Your task is to print the material below exactly as presented.

* BEGIN DATASET RECORDS *

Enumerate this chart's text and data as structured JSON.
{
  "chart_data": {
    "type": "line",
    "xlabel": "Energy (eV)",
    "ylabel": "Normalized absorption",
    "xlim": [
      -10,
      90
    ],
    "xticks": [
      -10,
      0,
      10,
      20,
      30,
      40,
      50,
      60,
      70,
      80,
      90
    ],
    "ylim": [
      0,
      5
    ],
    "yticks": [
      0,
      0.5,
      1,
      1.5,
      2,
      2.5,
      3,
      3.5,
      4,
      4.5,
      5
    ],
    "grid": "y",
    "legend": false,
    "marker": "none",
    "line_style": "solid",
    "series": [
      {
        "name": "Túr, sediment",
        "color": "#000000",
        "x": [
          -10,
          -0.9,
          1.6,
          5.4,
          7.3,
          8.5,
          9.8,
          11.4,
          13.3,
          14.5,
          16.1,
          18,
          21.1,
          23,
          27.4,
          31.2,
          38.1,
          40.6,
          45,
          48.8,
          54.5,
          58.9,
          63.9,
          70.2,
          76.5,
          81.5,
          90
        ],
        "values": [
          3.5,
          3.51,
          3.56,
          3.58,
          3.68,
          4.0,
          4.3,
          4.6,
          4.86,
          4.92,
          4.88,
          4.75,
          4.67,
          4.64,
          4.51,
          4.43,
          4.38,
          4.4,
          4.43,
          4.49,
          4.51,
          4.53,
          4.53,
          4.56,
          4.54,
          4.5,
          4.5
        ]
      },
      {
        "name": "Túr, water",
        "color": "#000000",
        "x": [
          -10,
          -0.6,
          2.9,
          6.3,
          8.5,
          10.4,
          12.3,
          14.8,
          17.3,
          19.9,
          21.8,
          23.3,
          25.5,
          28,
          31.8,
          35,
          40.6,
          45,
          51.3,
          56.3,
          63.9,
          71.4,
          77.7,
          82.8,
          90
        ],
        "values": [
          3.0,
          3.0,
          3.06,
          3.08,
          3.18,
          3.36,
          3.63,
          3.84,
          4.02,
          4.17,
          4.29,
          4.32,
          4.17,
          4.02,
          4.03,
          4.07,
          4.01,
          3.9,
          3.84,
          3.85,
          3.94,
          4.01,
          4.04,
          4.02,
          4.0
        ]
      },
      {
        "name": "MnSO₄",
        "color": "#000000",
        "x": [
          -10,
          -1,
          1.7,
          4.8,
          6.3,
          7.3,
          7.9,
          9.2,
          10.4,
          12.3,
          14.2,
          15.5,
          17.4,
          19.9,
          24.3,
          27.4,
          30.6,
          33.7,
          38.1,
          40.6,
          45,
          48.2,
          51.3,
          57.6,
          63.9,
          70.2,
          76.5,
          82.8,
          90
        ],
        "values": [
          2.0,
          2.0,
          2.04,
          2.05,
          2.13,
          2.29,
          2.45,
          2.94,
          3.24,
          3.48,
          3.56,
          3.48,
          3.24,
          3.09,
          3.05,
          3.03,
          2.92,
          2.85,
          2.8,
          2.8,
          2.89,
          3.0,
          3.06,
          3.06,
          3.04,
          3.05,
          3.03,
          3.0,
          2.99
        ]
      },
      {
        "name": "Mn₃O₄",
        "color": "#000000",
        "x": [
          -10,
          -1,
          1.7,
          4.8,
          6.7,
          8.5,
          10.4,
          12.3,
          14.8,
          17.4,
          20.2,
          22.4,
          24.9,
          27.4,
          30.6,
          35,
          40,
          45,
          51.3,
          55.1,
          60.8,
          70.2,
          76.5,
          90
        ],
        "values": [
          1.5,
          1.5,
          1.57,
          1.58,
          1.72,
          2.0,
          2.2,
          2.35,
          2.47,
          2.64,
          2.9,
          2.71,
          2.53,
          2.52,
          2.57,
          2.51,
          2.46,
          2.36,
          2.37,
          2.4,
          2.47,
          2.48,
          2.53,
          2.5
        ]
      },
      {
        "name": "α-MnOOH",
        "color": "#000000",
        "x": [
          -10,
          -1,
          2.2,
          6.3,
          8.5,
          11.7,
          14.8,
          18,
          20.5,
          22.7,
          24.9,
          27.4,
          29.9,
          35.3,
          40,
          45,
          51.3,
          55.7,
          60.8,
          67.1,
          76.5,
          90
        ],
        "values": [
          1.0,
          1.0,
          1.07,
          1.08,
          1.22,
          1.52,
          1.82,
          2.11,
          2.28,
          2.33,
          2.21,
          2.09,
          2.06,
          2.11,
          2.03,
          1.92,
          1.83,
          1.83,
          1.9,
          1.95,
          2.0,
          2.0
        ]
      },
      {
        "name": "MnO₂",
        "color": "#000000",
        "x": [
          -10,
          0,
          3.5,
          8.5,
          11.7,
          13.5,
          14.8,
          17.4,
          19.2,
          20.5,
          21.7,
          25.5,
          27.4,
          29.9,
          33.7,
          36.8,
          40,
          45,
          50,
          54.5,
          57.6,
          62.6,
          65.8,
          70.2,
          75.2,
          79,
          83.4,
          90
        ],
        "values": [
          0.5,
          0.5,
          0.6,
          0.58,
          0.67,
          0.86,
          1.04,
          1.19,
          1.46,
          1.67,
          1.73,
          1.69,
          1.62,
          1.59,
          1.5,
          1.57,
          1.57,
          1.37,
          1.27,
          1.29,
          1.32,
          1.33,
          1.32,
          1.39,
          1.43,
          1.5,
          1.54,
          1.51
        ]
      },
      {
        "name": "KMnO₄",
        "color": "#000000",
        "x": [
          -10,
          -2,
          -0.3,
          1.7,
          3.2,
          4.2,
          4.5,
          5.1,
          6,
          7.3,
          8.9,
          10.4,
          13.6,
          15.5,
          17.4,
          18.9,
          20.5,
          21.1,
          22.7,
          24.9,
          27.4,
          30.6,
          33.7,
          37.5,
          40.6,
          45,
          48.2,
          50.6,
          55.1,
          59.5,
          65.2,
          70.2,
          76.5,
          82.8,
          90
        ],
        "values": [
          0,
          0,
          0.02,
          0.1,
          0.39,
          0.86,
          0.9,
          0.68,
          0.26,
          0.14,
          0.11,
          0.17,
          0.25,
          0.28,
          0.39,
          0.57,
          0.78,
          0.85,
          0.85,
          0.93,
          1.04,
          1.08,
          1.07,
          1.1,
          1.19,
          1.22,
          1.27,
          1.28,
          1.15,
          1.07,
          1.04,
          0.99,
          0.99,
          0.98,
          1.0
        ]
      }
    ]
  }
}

* END DATASET RECORDS *

WRITTEN ANSWER:
Enumerate this chart's text and data as structured JSON.
{
  "chart_data": {
    "type": "line",
    "xlabel": "Energy (eV)",
    "ylabel": "Normalized absorption",
    "xlim": [
      -10,
      90
    ],
    "xticks": [
      -10,
      0,
      10,
      20,
      30,
      40,
      50,
      60,
      70,
      80,
      90
    ],
    "ylim": [
      0,
      5
    ],
    "yticks": [
      0,
      0.5,
      1,
      1.5,
      2,
      2.5,
      3,
      3.5,
      4,
      4.5,
      5
    ],
    "grid": "y",
    "legend": false,
    "marker": "none",
    "line_style": "solid",
    "series": [
      {
        "name": "Túr, sediment",
        "color": "#000000",
        "x": [
          -10,
          -0.9,
          1.6,
          5.4,
          7.3,
          8.5,
          9.8,
          11.4,
          13.3,
          14.5,
          16.1,
          18,
          21.1,
          23,
          27.4,
          31.2,
          38.1,
          40.6,
          45,
          48.8,
          54.5,
          58.9,
          63.9,
          70.2,
          76.5,
          81.5,
          90
        ],
        "values": [
          3.5,
          3.51,
          3.56,
          3.58,
          3.68,
          4.0,
          4.3,
          4.6,
          4.86,
          4.92,
          4.88,
          4.75,
          4.67,
          4.64,
          4.51,
          4.43,
          4.38,
          4.4,
          4.43,
          4.49,
          4.51,
          4.53,
          4.53,
          4.56,
          4.54,
          4.5,
          4.5
        ]
      },
      {
        "name": "Túr, water",
        "color": "#000000",
        "x": [
          -10,
          -0.6,
          2.9,
          6.3,
          8.5,
          10.4,
          12.3,
          14.8,
          17.3,
          19.9,
          21.8,
          23.3,
          25.5,
          28,
          31.8,
          35,
          40.6,
          45,
          51.3,
          56.3,
          63.9,
          71.4,
          77.7,
          82.8,
          90
        ],
        "values": [
          3.0,
          3.0,
          3.06,
          3.08,
          3.18,
          3.36,
          3.63,
          3.84,
          4.02,
          4.17,
          4.29,
          4.32,
          4.17,
          4.02,
          4.03,
          4.07,
          4.01,
          3.9,
          3.84,
          3.85,
          3.94,
          4.01,
          4.04,
          4.02,
          4.0
        ]
      },
      {
        "name": "MnSO₄",
        "color": "#000000",
        "x": [
          -10,
          -1,
          1.7,
          4.8,
          6.3,
          7.3,
          7.9,
          9.2,
          10.4,
          12.3,
          14.2,
          15.5,
          17.4,
          19.9,
          24.3,
          27.4,
          30.6,
          33.7,
          38.1,
          40.6,
          45,
          48.2,
          51.3,
          57.6,
          63.9,
          70.2,
          76.5,
          82.8,
          90
        ],
        "values": [
          2.0,
          2.0,
          2.04,
          2.05,
          2.13,
          2.29,
          2.45,
          2.94,
          3.24,
          3.48,
          3.56,
          3.48,
          3.24,
          3.09,
          3.05,
          3.03,
          2.92,
          2.85,
          2.8,
          2.8,
          2.89,
          3.0,
          3.06,
          3.06,
          3.04,
          3.05,
          3.03,
          3.0,
          2.99
        ]
      },
      {
        "name": "Mn₃O₄",
        "color": "#000000",
        "x": [
          -10,
          -1,
          1.7,
          4.8,
          6.7,
          8.5,
          10.4,
          12.3,
          14.8,
          17.4,
          20.2,
          22.4,
          24.9,
          27.4,
          30.6,
          35,
          40,
          45,
          51.3,
          55.1,
          60.8,
          70.2,
          76.5,
          90
        ],
        "values": [
          1.5,
          1.5,
          1.57,
          1.58,
          1.72,
          2.0,
          2.2,
          2.35,
          2.47,
          2.64,
          2.9,
          2.71,
          2.53,
          2.52,
          2.57,
          2.51,
          2.46,
          2.36,
          2.37,
          2.4,
          2.47,
          2.48,
          2.53,
          2.5
        ]
      },
      {
        "name": "α-MnOOH",
        "color": "#000000",
        "x": [
          -10,
          -1,
          2.2,
          6.3,
          8.5,
          11.7,
          14.8,
          18,
          20.5,
          22.7,
          24.9,
          27.4,
          29.9,
          35.3,
          40,
          45,
          51.3,
          55.7,
          60.8,
          67.1,
          76.5,
          90
        ],
        "values": [
          1.0,
          1.0,
          1.07,
          1.08,
          1.22,
          1.52,
          1.82,
          2.11,
          2.28,
          2.33,
          2.21,
          2.09,
          2.06,
          2.11,
          2.03,
          1.92,
          1.83,
          1.83,
          1.9,
          1.95,
          2.0,
          2.0
        ]
      },
      {
        "name": "MnO₂",
        "color": "#000000",
        "x": [
          -10,
          0,
          3.5,
          8.5,
          11.7,
          13.5,
          14.8,
          17.4,
          19.2,
          20.5,
          21.7,
          25.5,
          27.4,
          29.9,
          33.7,
          36.8,
          40,
          45,
          50,
          54.5,
          57.6,
          62.6,
          65.8,
          70.2,
          75.2,
          79,
          83.4,
          90
        ],
        "values": [
          0.5,
          0.5,
          0.6,
          0.58,
          0.67,
          0.86,
          1.04,
          1.19,
          1.46,
          1.67,
          1.73,
          1.69,
          1.62,
          1.59,
          1.5,
          1.57,
          1.57,
          1.37,
          1.27,
          1.29,
          1.32,
          1.33,
          1.32,
          1.39,
          1.43,
          1.5,
          1.54,
          1.51
        ]
      },
      {
        "name": "KMnO₄",
        "color": "#000000",
        "x": [
          -10,
          -2,
          -0.3,
          1.7,
          3.2,
          4.2,
          4.5,
          5.1,
          6,
          7.3,
          8.9,
          10.4,
          13.6,
          15.5,
          17.4,
          18.9,
          20.5,
          21.1,
          22.7,
          24.9,
          27.4,
          30.6,
          33.7,
          37.5,
          40.6,
          45,
          48.2,
          50.6,
          55.1,
          59.5,
          65.2,
          70.2,
          76.5,
          82.8,
          90
        ],
        "values": [
          0,
          0,
          0.02,
          0.1,
          0.39,
          0.86,
          0.9,
          0.68,
          0.26,
          0.14,
          0.11,
          0.17,
          0.25,
          0.28,
          0.39,
          0.57,
          0.78,
          0.85,
          0.85,
          0.93,
          1.04,
          1.08,
          1.07,
          1.1,
          1.19,
          1.22,
          1.27,
          1.28,
          1.15,
          1.07,
          1.04,
          0.99,
          0.99,
          0.98,
          1.0
        ]
      }
    ]
  }
}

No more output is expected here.